▶ _Problem to solve_
Edit everything from the start of the listing down to the line containing "value-label: 11.6. [746,247,760,273]" so that "value-label" becomes "data-label", leaving all else unchanged, and return only those lines.

▶ _Data lines_
## Begin
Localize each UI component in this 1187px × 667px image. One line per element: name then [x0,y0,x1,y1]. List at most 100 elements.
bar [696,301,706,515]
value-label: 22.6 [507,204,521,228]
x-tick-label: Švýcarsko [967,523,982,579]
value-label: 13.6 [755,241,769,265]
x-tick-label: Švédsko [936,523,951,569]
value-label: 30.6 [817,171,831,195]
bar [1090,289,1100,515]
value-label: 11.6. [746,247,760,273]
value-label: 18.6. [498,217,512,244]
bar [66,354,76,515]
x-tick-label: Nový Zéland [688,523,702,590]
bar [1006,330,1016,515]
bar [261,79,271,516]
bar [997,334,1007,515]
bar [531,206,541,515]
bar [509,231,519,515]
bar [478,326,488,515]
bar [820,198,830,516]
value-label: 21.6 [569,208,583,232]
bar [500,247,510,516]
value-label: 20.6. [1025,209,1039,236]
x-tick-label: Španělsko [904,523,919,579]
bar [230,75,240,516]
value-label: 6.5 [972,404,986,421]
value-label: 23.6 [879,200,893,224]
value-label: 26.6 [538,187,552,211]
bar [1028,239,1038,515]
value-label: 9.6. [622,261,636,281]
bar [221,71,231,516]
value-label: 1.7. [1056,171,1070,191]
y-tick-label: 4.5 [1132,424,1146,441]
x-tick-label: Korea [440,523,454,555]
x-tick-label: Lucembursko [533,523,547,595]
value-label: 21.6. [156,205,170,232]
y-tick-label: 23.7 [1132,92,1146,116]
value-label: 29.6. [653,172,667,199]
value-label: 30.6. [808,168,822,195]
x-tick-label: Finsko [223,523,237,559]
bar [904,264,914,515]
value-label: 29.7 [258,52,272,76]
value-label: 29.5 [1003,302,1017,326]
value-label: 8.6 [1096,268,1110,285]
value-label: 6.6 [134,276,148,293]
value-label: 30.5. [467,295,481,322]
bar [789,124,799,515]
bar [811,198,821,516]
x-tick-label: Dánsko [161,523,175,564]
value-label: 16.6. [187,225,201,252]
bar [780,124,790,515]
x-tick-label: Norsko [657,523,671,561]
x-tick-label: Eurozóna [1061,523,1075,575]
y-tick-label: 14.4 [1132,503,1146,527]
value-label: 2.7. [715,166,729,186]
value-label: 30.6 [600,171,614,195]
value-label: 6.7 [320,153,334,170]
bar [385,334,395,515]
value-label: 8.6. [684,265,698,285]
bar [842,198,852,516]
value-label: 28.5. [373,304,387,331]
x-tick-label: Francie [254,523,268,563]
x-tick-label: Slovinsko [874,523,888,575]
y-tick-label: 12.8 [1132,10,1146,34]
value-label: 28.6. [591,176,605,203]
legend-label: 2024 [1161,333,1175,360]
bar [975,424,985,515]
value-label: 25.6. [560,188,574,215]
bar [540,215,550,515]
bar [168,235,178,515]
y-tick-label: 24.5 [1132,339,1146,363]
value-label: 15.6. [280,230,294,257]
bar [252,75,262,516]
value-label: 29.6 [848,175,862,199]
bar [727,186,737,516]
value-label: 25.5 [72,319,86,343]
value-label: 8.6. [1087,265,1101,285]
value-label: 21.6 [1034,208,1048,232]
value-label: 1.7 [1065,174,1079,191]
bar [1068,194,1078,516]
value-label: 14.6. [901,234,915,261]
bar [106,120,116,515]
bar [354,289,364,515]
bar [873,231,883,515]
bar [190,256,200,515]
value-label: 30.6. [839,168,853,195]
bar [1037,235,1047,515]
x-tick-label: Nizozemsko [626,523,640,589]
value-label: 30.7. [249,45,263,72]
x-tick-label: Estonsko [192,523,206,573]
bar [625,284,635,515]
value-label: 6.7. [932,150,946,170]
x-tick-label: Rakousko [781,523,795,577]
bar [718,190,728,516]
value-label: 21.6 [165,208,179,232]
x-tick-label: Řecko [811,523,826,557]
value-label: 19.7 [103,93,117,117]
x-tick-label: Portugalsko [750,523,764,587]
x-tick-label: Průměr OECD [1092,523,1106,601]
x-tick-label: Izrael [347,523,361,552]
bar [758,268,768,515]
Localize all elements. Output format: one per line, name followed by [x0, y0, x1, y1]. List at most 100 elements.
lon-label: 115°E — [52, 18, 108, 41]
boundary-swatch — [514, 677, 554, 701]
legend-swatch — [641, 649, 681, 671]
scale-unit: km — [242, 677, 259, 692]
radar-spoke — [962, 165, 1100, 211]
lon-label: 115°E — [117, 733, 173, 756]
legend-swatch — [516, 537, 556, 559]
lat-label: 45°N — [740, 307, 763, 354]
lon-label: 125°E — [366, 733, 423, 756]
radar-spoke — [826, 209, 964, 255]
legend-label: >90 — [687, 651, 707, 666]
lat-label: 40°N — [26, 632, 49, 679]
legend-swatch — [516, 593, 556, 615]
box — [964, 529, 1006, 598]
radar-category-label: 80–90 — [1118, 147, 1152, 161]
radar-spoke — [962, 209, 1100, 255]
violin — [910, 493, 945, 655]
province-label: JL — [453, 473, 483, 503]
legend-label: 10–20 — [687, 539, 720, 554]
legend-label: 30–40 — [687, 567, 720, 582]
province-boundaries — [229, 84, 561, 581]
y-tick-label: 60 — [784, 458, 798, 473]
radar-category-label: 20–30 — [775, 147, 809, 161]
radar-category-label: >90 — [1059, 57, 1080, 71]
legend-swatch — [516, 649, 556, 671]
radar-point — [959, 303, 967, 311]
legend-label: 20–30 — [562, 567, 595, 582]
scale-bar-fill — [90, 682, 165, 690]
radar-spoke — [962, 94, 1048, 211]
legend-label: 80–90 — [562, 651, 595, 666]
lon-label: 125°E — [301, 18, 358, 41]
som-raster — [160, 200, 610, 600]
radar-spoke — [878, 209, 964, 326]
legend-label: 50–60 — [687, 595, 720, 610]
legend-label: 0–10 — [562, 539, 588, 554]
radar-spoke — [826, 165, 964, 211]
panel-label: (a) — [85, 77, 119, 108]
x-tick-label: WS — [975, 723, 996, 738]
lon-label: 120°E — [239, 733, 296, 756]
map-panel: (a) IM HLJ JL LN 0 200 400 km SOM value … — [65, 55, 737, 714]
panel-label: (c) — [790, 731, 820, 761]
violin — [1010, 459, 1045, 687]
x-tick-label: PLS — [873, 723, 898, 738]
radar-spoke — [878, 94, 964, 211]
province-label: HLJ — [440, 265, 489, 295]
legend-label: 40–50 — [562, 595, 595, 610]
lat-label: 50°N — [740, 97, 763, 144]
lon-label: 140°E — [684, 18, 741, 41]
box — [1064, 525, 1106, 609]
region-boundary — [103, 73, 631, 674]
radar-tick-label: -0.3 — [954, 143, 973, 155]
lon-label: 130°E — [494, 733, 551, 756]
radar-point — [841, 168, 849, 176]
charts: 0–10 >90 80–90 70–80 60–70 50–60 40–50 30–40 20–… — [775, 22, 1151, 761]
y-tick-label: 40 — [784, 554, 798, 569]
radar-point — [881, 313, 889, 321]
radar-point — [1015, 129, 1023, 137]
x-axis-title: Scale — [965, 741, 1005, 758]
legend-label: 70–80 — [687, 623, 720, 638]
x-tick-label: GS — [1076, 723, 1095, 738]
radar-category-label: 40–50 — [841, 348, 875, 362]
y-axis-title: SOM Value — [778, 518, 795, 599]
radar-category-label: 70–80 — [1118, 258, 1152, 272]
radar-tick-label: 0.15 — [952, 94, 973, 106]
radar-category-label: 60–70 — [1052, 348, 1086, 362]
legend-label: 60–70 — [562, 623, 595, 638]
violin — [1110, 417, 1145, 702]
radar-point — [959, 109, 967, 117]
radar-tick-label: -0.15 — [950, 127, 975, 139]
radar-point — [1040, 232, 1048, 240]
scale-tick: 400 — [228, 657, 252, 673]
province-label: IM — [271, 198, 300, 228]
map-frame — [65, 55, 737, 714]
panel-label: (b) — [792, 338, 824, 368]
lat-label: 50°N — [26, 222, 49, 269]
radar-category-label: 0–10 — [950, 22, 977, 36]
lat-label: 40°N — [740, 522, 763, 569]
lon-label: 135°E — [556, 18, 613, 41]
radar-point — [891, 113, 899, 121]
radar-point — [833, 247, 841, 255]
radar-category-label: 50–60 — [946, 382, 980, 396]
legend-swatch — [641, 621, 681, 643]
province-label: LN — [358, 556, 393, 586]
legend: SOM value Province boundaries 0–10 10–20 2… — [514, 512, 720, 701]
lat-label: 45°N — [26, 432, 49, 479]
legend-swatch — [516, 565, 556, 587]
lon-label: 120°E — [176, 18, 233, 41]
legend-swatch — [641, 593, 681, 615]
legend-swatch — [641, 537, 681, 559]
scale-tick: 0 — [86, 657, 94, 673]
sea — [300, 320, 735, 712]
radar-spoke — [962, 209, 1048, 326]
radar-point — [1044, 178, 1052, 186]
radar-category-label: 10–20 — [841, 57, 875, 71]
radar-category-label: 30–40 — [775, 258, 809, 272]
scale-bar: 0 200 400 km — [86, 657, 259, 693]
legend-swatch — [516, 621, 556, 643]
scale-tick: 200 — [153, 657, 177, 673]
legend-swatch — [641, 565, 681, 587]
## End
▶ _Written answer_
Localize each UI component in this 1187px × 667px image. One line per element: name then [x0,y0,x1,y1]. List at most 100 elements.
bar [696,301,706,515]
data-label: 22.6 [507,204,521,228]
x-tick-label: Švýcarsko [967,523,982,579]
data-label: 13.6 [755,241,769,265]
x-tick-label: Švédsko [936,523,951,569]
data-label: 30.6 [817,171,831,195]
bar [1090,289,1100,515]
data-label: 11.6. [746,247,760,273]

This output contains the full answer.